Look through the data for the string "Minnesota". Copy every line where it is found.

__Provided material__:
|---|

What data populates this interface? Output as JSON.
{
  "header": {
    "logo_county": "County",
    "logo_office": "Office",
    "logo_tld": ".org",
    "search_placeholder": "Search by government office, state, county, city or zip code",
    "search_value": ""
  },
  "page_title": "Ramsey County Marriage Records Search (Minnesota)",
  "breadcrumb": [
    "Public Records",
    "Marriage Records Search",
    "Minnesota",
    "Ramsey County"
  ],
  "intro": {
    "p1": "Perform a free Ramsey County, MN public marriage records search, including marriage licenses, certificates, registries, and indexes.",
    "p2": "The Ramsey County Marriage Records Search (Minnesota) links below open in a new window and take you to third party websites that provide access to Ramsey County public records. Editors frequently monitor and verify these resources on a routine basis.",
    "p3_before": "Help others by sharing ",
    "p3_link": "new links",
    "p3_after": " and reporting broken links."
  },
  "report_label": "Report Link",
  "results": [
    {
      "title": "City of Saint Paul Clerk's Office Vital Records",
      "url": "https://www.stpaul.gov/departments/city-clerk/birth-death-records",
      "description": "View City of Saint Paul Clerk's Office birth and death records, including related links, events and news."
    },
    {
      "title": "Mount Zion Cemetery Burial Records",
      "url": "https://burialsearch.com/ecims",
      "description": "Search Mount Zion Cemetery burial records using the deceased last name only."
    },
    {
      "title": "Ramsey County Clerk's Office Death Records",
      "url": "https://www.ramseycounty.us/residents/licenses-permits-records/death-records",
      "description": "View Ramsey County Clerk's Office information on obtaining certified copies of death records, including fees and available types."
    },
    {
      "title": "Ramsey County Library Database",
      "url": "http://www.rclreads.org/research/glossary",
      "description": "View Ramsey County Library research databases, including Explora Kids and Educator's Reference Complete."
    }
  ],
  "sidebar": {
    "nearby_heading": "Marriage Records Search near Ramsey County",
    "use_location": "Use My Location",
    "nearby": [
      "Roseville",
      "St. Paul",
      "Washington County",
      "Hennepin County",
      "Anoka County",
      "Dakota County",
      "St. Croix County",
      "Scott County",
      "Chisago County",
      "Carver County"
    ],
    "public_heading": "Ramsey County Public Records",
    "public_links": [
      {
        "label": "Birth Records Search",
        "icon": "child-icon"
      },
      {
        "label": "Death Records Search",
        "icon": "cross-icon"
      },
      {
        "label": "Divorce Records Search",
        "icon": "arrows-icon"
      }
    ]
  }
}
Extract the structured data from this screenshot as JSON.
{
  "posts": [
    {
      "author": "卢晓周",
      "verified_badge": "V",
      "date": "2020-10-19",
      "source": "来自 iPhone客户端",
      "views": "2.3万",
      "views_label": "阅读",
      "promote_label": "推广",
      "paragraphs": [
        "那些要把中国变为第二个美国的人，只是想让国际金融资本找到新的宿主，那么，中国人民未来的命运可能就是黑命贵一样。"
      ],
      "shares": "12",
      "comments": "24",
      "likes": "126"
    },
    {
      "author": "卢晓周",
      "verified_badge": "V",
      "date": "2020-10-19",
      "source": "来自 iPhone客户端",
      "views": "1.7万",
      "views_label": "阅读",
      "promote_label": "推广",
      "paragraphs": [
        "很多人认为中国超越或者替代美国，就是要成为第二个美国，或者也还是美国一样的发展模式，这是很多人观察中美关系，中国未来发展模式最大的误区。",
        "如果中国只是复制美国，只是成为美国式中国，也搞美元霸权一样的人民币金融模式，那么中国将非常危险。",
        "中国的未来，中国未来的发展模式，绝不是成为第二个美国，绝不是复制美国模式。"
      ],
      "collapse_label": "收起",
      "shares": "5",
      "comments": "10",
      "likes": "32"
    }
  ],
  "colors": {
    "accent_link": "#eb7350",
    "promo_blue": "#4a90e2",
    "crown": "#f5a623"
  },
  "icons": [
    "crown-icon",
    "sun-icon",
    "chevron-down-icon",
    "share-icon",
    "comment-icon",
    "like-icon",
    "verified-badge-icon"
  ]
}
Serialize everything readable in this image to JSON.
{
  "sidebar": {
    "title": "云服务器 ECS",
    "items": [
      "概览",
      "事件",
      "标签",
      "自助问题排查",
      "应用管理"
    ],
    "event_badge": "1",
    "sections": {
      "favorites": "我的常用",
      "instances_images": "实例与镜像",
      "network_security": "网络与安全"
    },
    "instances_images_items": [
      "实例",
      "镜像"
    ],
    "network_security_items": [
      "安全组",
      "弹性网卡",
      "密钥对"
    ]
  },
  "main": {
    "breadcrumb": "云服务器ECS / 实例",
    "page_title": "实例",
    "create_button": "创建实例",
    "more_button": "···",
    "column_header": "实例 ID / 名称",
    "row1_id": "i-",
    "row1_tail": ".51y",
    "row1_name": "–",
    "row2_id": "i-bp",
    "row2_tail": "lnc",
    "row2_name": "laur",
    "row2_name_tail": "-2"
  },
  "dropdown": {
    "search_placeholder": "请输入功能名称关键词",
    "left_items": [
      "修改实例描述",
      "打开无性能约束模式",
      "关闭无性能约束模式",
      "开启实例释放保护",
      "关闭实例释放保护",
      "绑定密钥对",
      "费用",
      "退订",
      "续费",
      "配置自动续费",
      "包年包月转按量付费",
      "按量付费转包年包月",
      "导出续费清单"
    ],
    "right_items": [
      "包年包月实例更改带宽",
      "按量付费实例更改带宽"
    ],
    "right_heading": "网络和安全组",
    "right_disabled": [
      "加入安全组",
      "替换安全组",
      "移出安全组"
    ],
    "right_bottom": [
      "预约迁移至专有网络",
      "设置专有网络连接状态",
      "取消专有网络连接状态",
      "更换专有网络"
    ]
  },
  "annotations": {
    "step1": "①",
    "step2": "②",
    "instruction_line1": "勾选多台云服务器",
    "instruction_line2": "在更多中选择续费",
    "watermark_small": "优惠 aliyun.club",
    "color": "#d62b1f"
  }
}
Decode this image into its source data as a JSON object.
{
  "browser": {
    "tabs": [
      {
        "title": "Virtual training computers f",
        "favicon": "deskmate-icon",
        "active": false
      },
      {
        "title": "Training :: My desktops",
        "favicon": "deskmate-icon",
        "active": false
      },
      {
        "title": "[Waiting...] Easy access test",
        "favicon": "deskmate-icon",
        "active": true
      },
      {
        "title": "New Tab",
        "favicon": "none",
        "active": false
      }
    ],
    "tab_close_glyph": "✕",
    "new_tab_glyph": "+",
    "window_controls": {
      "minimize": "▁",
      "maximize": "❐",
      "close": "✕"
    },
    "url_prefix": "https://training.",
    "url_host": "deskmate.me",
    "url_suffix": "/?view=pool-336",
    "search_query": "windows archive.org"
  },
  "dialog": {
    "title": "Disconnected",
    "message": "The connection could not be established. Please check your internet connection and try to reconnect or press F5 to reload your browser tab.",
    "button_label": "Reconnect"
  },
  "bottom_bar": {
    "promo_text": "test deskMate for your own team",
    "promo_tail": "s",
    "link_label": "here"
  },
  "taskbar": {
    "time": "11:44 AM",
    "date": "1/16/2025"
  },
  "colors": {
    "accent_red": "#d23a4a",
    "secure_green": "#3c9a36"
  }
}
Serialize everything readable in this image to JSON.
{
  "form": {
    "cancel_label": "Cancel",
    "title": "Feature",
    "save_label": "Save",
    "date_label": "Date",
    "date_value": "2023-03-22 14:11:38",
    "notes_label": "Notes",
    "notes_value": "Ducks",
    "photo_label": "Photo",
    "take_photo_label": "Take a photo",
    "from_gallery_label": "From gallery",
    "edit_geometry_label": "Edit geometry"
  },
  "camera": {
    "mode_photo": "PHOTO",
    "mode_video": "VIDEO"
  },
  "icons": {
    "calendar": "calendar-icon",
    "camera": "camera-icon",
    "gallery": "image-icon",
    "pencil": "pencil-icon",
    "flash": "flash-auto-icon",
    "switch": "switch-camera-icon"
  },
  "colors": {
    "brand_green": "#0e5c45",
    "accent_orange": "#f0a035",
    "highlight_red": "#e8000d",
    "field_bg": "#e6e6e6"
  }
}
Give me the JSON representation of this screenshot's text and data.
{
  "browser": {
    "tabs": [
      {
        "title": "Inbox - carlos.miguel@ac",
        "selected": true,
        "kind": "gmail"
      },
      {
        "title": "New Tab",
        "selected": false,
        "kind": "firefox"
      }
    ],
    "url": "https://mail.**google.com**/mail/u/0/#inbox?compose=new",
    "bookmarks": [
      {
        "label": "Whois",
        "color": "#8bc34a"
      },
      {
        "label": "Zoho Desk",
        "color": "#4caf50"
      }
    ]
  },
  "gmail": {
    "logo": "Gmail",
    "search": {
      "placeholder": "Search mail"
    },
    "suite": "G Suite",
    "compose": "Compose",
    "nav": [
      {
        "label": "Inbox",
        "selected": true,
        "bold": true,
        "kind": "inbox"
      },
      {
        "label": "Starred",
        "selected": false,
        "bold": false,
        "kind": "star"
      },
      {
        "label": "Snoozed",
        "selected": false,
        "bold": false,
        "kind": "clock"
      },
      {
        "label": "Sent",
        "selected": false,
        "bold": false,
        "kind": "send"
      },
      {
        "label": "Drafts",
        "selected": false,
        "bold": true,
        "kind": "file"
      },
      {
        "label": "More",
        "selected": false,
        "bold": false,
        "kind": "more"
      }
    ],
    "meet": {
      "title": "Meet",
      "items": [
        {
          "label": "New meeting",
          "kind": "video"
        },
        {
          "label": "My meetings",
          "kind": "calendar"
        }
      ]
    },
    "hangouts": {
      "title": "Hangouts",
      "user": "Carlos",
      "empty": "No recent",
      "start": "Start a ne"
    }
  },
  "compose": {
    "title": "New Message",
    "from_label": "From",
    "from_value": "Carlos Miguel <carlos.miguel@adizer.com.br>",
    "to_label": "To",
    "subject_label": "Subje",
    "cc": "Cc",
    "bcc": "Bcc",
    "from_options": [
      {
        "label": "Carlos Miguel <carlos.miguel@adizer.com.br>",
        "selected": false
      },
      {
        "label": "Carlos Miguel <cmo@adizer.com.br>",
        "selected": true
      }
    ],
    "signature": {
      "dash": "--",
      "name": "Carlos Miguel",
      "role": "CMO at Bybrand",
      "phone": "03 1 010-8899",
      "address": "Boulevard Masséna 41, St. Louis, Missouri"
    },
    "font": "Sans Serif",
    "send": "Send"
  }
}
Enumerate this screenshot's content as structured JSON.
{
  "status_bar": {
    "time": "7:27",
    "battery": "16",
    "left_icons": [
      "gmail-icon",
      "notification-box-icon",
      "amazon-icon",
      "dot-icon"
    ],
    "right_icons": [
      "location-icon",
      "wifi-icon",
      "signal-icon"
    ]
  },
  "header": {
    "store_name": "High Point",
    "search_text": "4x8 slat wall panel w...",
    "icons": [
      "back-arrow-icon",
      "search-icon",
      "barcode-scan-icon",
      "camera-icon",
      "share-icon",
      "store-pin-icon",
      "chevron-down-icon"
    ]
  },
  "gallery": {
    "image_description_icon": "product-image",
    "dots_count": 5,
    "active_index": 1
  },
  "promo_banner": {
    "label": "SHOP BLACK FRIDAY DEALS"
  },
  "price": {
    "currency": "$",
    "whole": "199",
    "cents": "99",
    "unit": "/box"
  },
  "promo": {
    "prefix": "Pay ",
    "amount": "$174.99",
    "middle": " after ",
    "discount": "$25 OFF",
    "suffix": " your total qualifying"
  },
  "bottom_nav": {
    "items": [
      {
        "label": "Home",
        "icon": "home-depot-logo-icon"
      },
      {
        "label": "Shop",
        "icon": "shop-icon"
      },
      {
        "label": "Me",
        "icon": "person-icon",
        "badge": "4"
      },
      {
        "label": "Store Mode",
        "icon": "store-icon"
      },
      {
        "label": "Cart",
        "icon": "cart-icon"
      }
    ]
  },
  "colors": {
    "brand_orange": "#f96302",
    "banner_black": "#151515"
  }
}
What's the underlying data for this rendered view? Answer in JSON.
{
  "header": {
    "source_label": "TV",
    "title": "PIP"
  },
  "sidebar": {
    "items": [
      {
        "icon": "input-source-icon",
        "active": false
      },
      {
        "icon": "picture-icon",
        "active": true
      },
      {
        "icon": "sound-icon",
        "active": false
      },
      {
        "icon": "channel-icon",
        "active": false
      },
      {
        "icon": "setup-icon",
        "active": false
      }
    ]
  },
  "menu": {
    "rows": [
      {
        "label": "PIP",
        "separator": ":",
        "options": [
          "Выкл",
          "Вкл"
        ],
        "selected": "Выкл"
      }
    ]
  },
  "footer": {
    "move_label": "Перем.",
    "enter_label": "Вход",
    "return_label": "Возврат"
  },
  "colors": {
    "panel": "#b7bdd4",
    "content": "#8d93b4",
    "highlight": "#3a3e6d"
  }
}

|---|

__Reply to the exercise__:
  "page_title": "Ramsey County Marriage Records Search (Minnesota)",
    "Minnesota",
    "p2": "The Ramsey County Marriage Records Search (Minnesota) links below open in a new window and take you to third party websites that provide access to Ramsey County public records. Editors frequently monitor and verify these resources on a routine basis.",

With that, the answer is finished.